▶ **YOUR GOAL**:
Find the lines that contain the word "JORGE" and copy each one.

(Rows from a dataset)
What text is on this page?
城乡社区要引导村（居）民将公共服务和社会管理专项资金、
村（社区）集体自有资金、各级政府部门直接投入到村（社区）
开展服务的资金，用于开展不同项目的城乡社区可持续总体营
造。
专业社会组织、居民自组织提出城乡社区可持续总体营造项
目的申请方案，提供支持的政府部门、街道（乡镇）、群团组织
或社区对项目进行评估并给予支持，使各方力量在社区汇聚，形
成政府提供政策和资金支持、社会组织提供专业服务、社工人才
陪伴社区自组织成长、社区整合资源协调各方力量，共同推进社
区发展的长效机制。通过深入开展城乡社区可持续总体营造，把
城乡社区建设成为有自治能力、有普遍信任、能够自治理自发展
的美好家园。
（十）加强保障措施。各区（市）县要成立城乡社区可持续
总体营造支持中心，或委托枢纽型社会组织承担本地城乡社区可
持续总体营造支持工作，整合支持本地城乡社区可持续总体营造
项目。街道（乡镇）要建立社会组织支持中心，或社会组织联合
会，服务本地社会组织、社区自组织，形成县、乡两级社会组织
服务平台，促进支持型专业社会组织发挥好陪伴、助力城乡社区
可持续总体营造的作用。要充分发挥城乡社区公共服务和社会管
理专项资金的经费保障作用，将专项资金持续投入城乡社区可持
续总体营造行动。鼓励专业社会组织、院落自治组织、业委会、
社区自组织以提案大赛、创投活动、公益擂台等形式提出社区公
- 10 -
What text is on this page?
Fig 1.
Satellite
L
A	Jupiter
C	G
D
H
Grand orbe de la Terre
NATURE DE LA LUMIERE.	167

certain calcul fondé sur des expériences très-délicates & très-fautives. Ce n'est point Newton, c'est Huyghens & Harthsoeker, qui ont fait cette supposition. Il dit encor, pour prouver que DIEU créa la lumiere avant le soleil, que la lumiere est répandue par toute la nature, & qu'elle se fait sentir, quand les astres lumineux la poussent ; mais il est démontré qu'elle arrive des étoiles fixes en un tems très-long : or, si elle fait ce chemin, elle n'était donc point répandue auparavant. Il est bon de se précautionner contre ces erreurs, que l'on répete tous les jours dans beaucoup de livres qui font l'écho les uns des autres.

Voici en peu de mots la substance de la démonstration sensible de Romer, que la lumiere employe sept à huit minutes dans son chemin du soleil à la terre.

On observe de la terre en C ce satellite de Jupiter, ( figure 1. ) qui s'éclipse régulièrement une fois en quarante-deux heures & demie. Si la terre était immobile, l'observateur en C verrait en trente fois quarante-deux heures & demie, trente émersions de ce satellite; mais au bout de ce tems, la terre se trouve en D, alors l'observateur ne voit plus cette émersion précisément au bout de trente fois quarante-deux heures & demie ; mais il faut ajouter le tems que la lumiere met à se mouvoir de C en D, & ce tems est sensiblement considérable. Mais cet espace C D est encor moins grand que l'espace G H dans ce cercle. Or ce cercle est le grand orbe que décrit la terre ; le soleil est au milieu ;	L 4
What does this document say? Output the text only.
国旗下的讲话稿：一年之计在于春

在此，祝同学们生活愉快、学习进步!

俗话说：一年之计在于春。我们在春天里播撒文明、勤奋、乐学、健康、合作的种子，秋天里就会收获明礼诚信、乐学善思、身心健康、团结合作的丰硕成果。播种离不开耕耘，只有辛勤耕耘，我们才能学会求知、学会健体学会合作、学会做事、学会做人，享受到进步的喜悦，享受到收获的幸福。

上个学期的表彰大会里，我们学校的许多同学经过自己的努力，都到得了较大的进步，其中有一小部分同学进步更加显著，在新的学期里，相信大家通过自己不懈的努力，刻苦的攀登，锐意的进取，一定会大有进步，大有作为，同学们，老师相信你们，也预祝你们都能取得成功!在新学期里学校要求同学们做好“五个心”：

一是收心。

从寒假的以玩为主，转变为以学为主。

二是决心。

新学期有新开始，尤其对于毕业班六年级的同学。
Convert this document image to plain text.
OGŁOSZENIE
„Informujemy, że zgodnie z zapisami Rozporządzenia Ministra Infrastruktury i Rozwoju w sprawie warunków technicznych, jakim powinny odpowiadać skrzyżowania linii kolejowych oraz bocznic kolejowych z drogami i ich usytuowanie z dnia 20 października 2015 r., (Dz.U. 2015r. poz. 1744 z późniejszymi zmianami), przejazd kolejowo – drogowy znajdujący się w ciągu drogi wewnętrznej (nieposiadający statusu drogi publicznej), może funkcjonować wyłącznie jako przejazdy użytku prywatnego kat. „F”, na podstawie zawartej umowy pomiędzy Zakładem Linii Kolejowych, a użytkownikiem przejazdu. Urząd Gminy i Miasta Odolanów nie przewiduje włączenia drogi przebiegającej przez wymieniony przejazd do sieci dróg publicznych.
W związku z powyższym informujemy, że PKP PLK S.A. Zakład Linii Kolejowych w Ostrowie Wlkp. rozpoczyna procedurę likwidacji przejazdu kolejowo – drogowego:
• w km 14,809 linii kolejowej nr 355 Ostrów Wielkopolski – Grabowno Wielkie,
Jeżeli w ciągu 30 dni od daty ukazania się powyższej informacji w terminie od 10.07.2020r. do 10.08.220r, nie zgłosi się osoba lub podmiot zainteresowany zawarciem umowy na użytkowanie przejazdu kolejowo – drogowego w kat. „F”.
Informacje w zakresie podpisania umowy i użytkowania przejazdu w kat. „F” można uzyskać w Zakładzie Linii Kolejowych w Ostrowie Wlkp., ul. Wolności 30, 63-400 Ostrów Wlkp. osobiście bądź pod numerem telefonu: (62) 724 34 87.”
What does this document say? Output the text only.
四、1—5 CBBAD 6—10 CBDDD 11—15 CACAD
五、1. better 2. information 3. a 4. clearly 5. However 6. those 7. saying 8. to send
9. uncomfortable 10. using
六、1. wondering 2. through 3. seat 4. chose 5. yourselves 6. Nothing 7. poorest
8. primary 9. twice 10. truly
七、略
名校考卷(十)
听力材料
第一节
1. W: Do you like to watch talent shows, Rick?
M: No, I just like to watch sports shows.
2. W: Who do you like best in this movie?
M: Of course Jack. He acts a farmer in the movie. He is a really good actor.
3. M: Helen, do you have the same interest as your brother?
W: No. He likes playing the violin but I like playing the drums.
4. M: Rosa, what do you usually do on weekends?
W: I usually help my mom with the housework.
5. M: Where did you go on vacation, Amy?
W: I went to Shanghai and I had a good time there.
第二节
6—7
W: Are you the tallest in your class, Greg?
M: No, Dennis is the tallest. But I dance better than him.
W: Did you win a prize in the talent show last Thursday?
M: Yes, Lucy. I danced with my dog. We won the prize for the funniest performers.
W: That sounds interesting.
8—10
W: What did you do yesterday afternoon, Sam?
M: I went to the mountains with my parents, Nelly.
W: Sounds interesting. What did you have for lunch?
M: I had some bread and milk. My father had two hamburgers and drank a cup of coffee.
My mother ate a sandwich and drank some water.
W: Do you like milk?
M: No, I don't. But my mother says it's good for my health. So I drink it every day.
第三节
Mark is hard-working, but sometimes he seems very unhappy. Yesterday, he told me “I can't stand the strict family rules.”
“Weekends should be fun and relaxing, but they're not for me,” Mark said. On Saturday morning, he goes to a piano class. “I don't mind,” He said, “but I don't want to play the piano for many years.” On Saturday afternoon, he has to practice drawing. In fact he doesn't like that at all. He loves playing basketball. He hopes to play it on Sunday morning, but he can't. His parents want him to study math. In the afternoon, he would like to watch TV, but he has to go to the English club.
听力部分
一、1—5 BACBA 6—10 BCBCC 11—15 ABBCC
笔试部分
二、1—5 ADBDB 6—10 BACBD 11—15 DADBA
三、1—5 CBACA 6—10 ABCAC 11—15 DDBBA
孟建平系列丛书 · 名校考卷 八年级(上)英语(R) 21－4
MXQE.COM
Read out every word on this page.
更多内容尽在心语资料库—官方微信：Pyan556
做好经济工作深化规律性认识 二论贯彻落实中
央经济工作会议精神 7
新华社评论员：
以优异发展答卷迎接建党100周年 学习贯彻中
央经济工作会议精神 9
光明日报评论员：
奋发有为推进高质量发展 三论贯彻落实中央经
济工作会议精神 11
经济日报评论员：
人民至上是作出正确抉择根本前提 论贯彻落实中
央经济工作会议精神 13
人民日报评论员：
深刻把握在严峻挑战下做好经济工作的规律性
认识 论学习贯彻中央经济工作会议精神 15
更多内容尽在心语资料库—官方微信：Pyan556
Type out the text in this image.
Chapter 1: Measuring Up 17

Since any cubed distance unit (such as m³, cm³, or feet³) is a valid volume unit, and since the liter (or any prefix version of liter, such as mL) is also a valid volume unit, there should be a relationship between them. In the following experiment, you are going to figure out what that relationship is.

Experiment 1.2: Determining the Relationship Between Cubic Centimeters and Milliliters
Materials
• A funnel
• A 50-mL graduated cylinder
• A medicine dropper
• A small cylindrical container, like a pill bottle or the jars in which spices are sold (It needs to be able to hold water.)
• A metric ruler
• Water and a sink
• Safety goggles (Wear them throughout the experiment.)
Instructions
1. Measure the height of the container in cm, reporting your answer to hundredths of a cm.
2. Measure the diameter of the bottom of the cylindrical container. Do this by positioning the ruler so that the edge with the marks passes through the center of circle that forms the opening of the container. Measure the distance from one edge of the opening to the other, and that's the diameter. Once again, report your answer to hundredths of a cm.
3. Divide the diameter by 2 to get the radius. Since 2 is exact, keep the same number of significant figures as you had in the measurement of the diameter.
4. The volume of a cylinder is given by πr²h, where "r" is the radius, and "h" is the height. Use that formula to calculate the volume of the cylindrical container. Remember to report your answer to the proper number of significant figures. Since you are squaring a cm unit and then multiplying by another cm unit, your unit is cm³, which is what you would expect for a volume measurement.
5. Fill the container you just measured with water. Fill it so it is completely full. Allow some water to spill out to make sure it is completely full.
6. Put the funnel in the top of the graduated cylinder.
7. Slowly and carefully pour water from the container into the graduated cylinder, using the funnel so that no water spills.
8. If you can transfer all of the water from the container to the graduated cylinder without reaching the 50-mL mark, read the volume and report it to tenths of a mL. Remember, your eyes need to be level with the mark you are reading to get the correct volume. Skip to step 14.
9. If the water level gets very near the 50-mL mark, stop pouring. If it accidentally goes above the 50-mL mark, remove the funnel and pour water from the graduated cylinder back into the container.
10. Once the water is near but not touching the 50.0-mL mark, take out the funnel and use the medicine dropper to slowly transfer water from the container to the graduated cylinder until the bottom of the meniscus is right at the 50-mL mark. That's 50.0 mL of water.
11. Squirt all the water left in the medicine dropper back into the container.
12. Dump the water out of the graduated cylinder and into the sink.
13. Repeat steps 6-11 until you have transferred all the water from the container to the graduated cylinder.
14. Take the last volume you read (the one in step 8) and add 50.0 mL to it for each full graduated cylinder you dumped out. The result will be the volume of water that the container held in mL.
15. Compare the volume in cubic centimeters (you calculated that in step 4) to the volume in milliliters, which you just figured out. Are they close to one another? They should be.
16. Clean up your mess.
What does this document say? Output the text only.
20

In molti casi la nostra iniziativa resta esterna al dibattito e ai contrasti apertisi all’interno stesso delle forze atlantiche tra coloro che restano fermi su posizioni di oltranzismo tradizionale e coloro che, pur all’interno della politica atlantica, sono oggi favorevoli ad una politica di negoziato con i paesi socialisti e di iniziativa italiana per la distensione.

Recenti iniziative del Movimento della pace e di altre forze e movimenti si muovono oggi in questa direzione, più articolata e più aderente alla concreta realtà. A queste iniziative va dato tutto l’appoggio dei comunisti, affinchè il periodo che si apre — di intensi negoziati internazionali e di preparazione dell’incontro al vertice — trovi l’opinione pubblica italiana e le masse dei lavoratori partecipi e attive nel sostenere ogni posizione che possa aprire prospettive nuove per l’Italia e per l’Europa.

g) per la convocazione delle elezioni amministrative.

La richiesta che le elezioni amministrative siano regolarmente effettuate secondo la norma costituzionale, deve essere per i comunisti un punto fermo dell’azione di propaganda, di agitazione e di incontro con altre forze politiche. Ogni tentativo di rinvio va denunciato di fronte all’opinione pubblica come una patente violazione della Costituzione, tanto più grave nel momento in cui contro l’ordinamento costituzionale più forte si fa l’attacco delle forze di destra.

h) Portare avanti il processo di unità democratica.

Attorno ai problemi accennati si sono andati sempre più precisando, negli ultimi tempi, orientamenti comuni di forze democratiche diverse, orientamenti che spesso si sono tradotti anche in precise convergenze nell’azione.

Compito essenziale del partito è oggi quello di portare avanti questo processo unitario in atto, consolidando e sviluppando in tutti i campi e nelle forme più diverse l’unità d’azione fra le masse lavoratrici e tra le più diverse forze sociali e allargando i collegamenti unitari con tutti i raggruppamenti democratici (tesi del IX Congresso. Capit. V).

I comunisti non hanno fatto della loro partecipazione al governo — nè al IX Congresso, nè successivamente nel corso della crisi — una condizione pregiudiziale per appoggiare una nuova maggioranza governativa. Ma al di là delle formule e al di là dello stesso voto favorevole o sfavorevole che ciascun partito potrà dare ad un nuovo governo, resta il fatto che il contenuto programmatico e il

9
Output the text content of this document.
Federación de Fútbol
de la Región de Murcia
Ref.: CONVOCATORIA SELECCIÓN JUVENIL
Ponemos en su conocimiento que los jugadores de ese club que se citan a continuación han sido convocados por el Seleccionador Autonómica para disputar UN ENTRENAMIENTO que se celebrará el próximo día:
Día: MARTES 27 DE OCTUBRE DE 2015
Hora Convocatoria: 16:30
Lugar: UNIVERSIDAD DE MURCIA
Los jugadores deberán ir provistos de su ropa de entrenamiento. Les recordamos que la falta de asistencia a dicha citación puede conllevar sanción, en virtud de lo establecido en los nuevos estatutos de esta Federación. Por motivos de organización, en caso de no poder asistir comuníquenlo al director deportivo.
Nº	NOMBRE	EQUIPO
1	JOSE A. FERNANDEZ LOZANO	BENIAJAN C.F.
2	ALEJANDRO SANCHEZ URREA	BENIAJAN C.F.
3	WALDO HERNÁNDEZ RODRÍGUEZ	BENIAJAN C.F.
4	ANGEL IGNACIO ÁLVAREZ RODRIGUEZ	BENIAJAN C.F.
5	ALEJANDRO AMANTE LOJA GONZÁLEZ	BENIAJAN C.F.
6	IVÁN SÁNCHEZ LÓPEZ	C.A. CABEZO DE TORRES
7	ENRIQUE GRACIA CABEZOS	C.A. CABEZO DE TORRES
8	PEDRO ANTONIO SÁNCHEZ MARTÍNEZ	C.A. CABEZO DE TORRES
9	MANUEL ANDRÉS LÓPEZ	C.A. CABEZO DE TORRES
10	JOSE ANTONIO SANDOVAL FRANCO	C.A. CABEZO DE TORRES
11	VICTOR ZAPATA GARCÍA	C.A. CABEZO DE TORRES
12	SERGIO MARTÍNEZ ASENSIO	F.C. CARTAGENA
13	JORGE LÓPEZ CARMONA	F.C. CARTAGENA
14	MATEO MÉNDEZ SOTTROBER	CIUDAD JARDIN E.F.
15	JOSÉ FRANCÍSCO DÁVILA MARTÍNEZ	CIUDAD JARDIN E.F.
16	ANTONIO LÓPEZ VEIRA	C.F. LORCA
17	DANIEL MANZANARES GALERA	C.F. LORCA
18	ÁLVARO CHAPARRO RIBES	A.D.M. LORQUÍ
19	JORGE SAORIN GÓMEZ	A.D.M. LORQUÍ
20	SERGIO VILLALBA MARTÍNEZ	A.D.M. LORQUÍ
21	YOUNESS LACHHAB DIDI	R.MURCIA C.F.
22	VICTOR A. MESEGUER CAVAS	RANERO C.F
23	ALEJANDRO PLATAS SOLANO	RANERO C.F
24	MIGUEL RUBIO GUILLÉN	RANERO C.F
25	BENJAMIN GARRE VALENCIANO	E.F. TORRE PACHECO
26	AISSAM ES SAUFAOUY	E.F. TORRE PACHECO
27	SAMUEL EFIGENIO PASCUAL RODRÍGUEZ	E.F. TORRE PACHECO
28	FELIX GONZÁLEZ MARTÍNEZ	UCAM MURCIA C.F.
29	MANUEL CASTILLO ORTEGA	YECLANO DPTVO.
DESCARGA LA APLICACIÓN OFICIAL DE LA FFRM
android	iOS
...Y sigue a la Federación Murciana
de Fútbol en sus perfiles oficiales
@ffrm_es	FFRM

▶ **EXERCISE RESULT**:
13	JORGE LÓPEZ CARMONA	F.C. CARTAGENA
19	JORGE SAORIN GÓMEZ	A.D.M. LORQUÍ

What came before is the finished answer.